▸ Task objective: Return each entry exactly, omitting nothing.

▸ Raw data:
######
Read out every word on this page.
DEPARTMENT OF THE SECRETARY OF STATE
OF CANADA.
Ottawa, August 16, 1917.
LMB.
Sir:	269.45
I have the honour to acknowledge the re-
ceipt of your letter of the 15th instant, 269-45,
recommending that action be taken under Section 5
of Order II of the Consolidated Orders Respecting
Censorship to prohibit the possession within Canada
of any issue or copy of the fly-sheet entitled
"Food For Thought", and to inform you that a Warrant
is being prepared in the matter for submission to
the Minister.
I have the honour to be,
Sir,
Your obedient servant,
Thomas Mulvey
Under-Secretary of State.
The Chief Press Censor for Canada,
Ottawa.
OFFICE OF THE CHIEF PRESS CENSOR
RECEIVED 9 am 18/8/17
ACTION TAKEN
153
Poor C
######
▸ The solution:
Read out every word on this page.
DEPARTMENT OF THE SECRETARY OF STATE
OF CANADA.
Ottawa, August 16, 1917.
LMB.
Sir:	269.45
I have the honour to acknowledge the re-
ceipt of your letter of the 15th instant, 269-45,
recommending that action be taken under Section 5
of Order II of the Consolidated Orders Respecting
Censorship to prohibit the possession within Canada
of any issue or copy of the fly-sheet entitled
"Food For Thought", and to inform you that a Warrant
is being prepared in the matter for submission to
the Minister.
I have the honour to be,
Sir,
Your obedient servant,
Thomas Mulvey
Under-Secretary of State.
The Chief Press Censor for Canada,
Ottawa.
OFFICE OF THE CHIEF PRESS CENSOR
RECEIVED 9 am 18/8/17
ACTION TAKEN
153
Poor C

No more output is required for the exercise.